Stored data
☆ ☆ ☆ ☆ ☆
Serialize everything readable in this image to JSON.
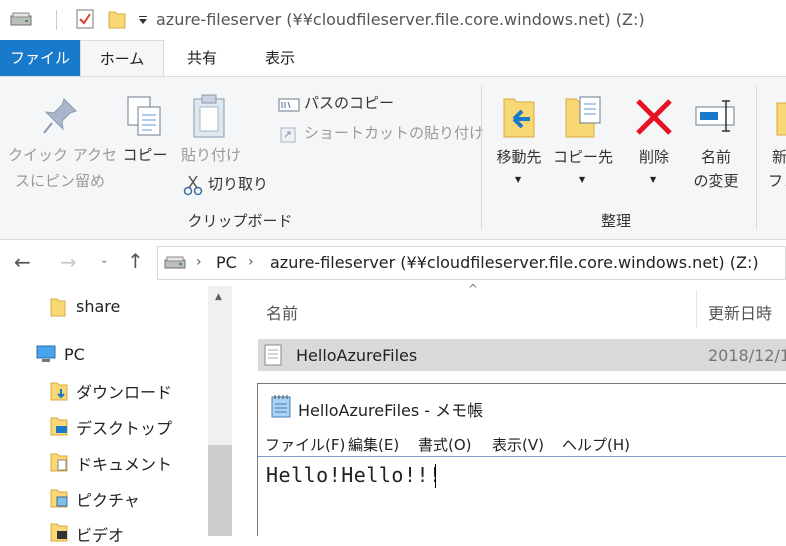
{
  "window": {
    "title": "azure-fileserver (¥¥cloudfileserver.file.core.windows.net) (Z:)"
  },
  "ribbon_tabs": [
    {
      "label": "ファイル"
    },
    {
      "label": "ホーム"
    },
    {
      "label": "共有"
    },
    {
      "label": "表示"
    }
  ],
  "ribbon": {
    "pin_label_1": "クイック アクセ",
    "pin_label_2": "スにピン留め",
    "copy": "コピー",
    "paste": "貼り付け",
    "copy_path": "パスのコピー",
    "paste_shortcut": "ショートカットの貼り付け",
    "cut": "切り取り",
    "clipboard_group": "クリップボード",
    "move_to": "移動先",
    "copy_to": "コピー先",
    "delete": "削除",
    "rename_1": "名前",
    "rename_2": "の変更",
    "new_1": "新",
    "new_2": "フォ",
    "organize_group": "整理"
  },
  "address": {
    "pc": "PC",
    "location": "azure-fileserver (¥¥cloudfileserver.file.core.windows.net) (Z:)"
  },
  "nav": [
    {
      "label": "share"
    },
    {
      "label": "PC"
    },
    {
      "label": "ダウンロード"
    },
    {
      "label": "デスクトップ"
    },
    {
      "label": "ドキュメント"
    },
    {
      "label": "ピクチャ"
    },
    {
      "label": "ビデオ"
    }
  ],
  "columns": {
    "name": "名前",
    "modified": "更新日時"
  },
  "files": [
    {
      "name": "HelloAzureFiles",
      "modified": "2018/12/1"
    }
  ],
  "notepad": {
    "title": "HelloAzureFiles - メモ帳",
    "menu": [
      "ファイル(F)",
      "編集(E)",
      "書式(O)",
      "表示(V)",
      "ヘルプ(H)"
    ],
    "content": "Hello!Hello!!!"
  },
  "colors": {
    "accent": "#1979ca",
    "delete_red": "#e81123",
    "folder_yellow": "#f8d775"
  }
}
☆ ☆ ☆ ☆ ☆
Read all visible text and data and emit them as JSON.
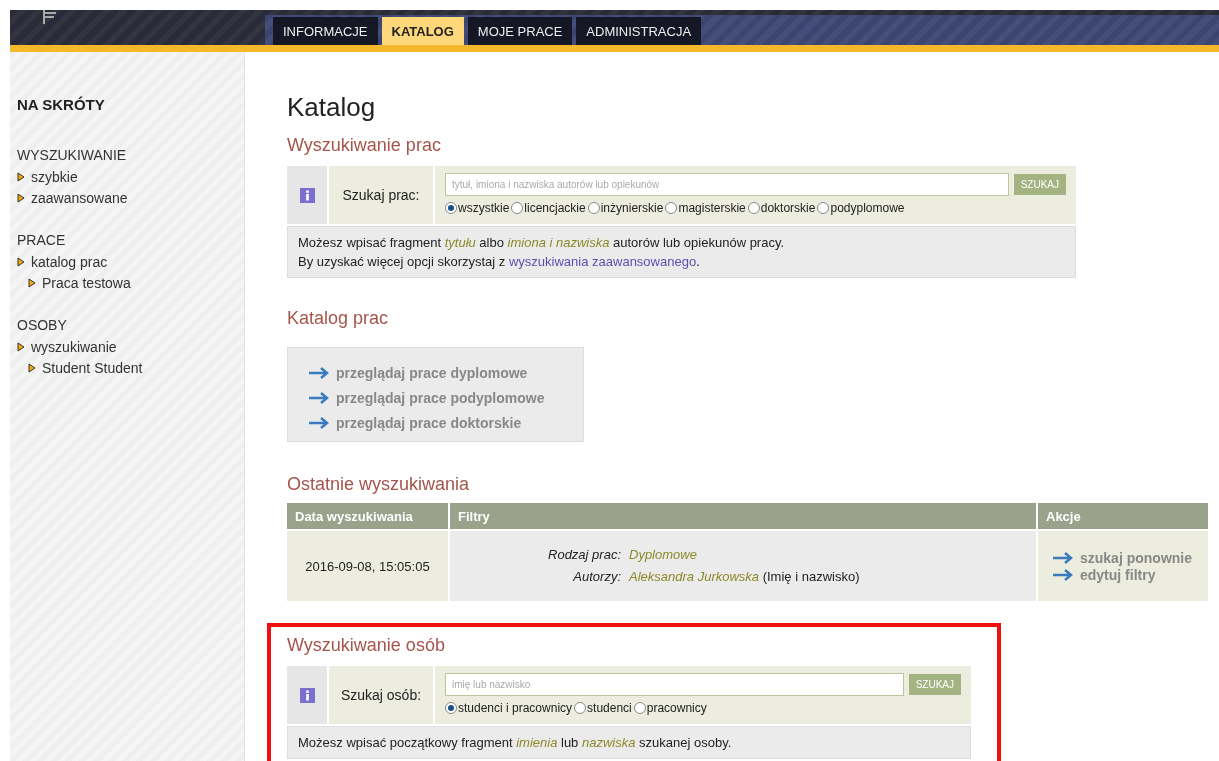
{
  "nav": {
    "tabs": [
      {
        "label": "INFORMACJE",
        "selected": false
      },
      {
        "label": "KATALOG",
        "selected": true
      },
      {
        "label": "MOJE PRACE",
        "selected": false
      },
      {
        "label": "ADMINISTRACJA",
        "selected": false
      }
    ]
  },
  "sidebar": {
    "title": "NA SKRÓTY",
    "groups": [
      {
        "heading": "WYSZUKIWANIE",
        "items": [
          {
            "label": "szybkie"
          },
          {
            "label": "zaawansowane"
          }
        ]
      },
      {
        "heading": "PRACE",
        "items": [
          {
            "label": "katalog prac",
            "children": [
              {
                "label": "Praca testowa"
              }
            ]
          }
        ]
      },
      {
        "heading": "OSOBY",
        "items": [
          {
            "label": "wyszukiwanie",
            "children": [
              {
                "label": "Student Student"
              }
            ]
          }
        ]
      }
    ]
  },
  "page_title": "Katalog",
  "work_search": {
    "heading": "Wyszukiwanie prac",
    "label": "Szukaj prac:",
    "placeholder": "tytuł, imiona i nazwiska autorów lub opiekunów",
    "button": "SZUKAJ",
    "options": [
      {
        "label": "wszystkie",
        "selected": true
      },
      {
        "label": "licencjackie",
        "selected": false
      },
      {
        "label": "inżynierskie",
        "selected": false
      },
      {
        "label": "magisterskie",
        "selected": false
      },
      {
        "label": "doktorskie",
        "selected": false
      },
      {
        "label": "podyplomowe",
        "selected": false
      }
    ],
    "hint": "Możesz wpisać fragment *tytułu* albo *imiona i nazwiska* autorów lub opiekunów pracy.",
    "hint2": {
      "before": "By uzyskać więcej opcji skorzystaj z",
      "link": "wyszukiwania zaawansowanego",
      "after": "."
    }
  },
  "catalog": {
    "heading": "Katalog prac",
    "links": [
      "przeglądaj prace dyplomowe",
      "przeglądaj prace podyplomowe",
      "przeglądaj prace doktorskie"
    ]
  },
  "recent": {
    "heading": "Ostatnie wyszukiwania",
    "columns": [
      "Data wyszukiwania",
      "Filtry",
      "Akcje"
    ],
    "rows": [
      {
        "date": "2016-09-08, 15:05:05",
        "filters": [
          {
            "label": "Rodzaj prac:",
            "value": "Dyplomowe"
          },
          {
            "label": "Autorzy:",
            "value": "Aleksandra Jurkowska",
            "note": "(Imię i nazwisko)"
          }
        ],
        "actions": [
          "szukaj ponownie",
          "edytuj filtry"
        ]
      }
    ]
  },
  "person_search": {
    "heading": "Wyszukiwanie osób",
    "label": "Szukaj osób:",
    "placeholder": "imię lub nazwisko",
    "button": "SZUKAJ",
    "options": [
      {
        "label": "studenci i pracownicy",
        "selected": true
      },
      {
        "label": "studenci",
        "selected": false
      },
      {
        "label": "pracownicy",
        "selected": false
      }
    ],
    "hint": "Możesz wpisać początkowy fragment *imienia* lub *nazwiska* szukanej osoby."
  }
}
☆ ☆ ☆ ☆ ☆
What is asked ▸ Return every line holding the word "nazwiska" from the records.

The result ▸
    "placeholder": "tytuł, imiona i nazwiska autorów lub opiekunów",
    "hint": "Możesz wpisać fragment *tytułu* albo *imiona i nazwiska* autorów lub opiekunów pracy.",
    "hint": "Możesz wpisać początkowy fragment *imienia* lub *nazwiska* szukanej osoby."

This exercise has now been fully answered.